▶ What is needed
Reproduce every entry exactly as shown.

Collected data:
———

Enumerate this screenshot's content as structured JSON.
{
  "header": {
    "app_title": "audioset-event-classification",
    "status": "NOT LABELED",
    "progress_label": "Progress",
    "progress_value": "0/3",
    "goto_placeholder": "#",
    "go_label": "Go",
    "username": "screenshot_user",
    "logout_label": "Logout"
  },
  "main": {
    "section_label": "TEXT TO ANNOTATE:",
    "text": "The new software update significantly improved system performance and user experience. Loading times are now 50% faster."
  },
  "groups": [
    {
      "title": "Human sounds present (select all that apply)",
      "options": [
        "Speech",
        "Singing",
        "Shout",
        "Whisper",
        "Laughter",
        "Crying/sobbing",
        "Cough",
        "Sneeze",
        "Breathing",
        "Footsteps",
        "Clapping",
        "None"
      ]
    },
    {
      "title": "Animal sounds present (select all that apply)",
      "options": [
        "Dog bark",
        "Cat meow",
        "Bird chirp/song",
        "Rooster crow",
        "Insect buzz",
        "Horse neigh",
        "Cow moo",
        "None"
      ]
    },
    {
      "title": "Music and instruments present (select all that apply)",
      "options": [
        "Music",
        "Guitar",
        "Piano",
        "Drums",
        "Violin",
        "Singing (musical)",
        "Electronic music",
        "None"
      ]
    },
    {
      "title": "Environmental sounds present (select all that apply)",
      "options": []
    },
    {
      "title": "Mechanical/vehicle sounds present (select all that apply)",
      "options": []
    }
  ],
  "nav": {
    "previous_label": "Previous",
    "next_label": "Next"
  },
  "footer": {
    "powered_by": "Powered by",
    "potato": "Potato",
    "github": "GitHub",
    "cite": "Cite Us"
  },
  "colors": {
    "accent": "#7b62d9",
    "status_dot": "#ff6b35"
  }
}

———

▶ Written response
Enumerate this screenshot's content as structured JSON.
{
  "header": {
    "app_title": "audioset-event-classification",
    "status": "NOT LABELED",
    "progress_label": "Progress",
    "progress_value": "0/3",
    "goto_placeholder": "#",
    "go_label": "Go",
    "username": "screenshot_user",
    "logout_label": "Logout"
  },
  "main": {
    "section_label": "TEXT TO ANNOTATE:",
    "text": "The new software update significantly improved system performance and user experience. Loading times are now 50% faster."
  },
  "groups": [
    {
      "title": "Human sounds present (select all that apply)",
      "options": [
        "Speech",
        "Singing",
        "Shout",
        "Whisper",
        "Laughter",
        "Crying/sobbing",
        "Cough",
        "Sneeze",
        "Breathing",
        "Footsteps",
        "Clapping",
        "None"
      ]
    },
    {
      "title": "Animal sounds present (select all that apply)",
      "options": [
        "Dog bark",
        "Cat meow",
        "Bird chirp/song",
        "Rooster crow",
        "Insect buzz",
        "Horse neigh",
        "Cow moo",
        "None"
      ]
    },
    {
      "title": "Music and instruments present (select all that apply)",
      "options": [
        "Music",
        "Guitar",
        "Piano",
        "Drums",
        "Violin",
        "Singing (musical)",
        "Electronic music",
        "None"
      ]
    },
    {
      "title": "Environmental sounds present (select all that apply)",
      "options": []
    },
    {
      "title": "Mechanical/vehicle sounds present (select all that apply)",
      "options": []
    }
  ],
  "nav": {
    "previous_label": "Previous",
    "next_label": "Next"
  },
  "footer": {
    "powered_by": "Powered by",
    "potato": "Potato",
    "github": "GitHub",
    "cite": "Cite Us"
  },
  "colors": {
    "accent": "#7b62d9",
    "status_dot": "#ff6b35"
  }
}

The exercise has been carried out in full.